## Document segment
* Start *
Tag: Childcare

Note: updated information about 15 hours free childcare for working parents can be found under ‘My child is 2 years old’ below.

One of the most important challenges for many single parents is finding trustworthy and affordable childcare. There are lots of different options for arranging childcare. You can use a childminder, or a nursery, or a combination of different things. It’s important to think about what’s best for you and your child and what you can afford. 

Here we explain the types of support you might be able to get and answer some of the most common questions we hear from single parents. 

Help with childcare costs

Using Universal Credit to pay for childcare

Common questions about childcare

Useful links

 

Choosing childcare as a single parent – Thea’s story

Single mum Thea wanted her son to be able to interact with other children in a school-like environment. Hear her story and advice for other single parents looking for childcare.
* End *
## Given request A
Shorten the paragraph of the childcare page that begins "One of the most important challenges" while keeping its main facts.
## Given request B
Extend the childcare page beyond its final sentence.
The lines after the childcare page are not needed for any of this work.

## Supplied material
* Start *
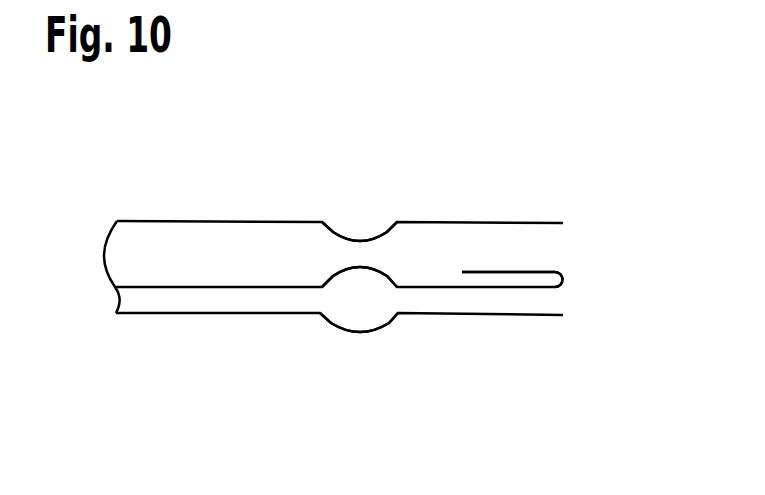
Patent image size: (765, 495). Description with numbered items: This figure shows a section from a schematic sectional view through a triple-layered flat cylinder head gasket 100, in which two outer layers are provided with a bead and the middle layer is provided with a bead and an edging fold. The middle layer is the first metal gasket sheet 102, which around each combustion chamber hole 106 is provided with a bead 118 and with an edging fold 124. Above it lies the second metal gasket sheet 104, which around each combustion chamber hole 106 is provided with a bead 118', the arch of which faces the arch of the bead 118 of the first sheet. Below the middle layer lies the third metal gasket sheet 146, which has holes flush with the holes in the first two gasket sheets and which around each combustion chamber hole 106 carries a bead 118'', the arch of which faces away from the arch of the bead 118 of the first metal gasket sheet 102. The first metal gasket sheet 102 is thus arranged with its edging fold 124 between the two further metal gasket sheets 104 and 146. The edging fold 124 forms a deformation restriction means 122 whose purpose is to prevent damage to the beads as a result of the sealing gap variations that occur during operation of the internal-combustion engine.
* End *
## Reply A
Finding reliable, affordable childcare is a major challenge for many single parents. The options include a childminder, a nursery, or a combination of arrangements. Parents should consider what suits them and their child best and what they can afford.

## Reply B
Help with childcare costs

Your options for help with your costs will depend on how old your child is, whether you’re working or not, and whether you’re claiming Universal Credit or other benefits. 

You can check your options using the childcare calculator on gov.uk. This will help you work out what help you can get towards your childcare costs.

Support for working parents

If you have children younger than 11 (or under 16 and disabled) and are working or self-employed, you might be able to get help through the government’s Tax-free Childcare scheme. The government will pay up to £2,000 each child per year (or £4,000 if your child is disabled) by topping up money you set aside for childcare. For every £8 you put into an online account, they’ll add £2.

You can use this scheme at the same time as using the government’s free childcare allowances of 15 or 30 hours a week, depending on the age of your children (see below). 

You can’t use this scheme if you’re claiming Universal Credit or tax credits. Opening a Tax-Free Childcare account will stop these benefits entirely. You’re usually better off claiming Universal Credit or tax credits instead, as they tend to pay more. If you’re not sure which option is best for you, call our helpline for some personalised advice.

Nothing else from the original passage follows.